§ **GIVEN TASK**
Please output every line of the material as it stands, without the pictures.

+===+

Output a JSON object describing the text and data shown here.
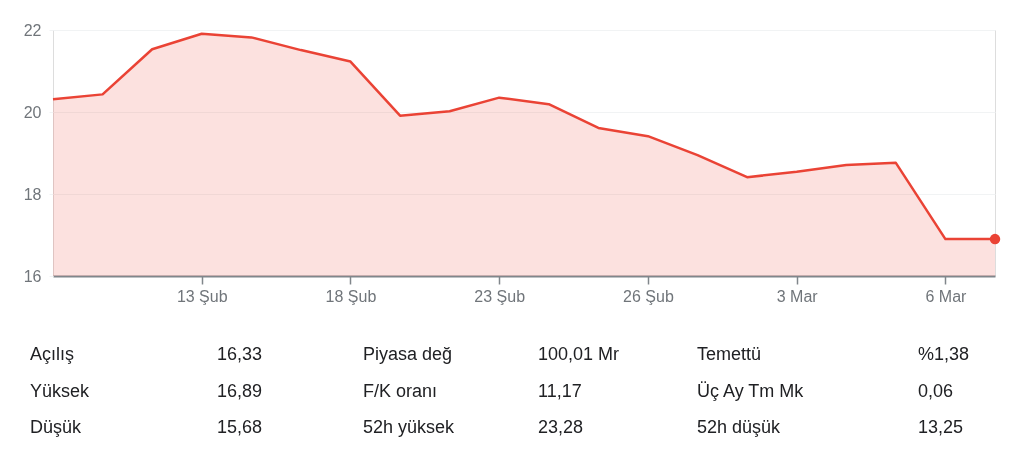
{
  "chart_data": {
    "type": "area",
    "categories": [
      null,
      null,
      null,
      "13 Şub",
      null,
      null,
      "18 Şub",
      null,
      null,
      "23 Şub",
      null,
      null,
      "26 Şub",
      null,
      null,
      "3 Mar",
      null,
      null,
      "6 Mar",
      null
    ],
    "series": [
      {
        "color": "#ea4335",
        "values": [
          20.31,
          20.43,
          21.53,
          21.91,
          21.82,
          21.51,
          21.23,
          19.91,
          20.02,
          20.35,
          20.19,
          19.61,
          19.41,
          18.95,
          18.41,
          18.54,
          18.71,
          18.76,
          16.9,
          16.9
        ]
      }
    ],
    "ylim": [
      16,
      22
    ],
    "yticks": [
      16,
      18,
      20,
      22
    ],
    "grid": "y",
    "annotations": [
      "Açılış",
      "16,33",
      "Piyasa değ",
      "100,01 Mr",
      "Temettü",
      "%1,38",
      "Yüksek",
      "16,89",
      "F/K oranı",
      "11,17",
      "Üç Ay Tm Mk",
      "0,06",
      "Düşük",
      "15,68",
      "52h yüksek",
      "23,28",
      "52h düşük",
      "13,25"
    ]
  }
}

+===+

§ **RESULT OF THE TASK**
Output a JSON object describing the text and data shown here.
{
  "chart_data": {
    "type": "area",
    "categories": [
      null,
      null,
      null,
      "13 Şub",
      null,
      null,
      "18 Şub",
      null,
      null,
      "23 Şub",
      null,
      null,
      "26 Şub",
      null,
      null,
      "3 Mar",
      null,
      null,
      "6 Mar",
      null
    ],
    "series": [
      {
        "color": "#ea4335",
        "values": [
          20.31,
          20.43,
          21.53,
          21.91,
          21.82,
          21.51,
          21.23,
          19.91,
          20.02,
          20.35,
          20.19,
          19.61,
          19.41,
          18.95,
          18.41,
          18.54,
          18.71,
          18.76,
          16.9,
          16.9
        ]
      }
    ],
    "ylim": [
      16,
      22
    ],
    "yticks": [
      16,
      18,
      20,
      22
    ],
    "grid": "y",
    "annotations": [
      "Açılış",
      "16,33",
      "Piyasa değ",
      "100,01 Mr",
      "Temettü",
      "%1,38",
      "Yüksek",
      "16,89",
      "F/K oranı",
      "11,17",
      "Üç Ay Tm Mk",
      "0,06",
      "Düşük",
      "15,68",
      "52h yüksek",
      "23,28",
      "52h düşük",
      "13,25"
    ]
  }
}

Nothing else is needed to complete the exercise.